» **Your objective**:
Your task is to copy every line of the entries that contains "tubuh".

» **Exercise material**:
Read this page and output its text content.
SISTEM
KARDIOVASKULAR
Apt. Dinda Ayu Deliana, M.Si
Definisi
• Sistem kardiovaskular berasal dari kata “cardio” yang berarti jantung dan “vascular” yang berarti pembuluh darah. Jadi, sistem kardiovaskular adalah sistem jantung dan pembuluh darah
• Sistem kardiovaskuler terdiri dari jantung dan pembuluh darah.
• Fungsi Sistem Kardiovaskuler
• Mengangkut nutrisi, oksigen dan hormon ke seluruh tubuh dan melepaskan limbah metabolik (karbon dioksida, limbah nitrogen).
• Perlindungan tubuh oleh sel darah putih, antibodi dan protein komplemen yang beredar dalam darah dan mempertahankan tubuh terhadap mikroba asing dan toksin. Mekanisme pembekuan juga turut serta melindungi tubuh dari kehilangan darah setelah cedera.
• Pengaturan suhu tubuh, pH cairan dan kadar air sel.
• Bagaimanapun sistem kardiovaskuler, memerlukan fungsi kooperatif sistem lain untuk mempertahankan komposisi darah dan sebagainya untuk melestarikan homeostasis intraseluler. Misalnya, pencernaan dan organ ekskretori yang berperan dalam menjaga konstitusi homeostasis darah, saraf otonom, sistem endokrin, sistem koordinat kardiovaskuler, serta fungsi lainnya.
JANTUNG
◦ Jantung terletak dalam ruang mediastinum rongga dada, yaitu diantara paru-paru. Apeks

» **Response for this exercise**:
• Mengangkut nutrisi, oksigen dan hormon ke seluruh tubuh dan melepaskan limbah metabolik (karbon dioksida, limbah nitrogen).
• Perlindungan tubuh oleh sel darah putih, antibodi dan protein komplemen yang beredar dalam darah dan mempertahankan tubuh terhadap mikroba asing dan toksin. Mekanisme pembekuan juga turut serta melindungi tubuh dari kehilangan darah setelah cedera.
• Pengaturan suhu tubuh, pH cairan dan kadar air sel.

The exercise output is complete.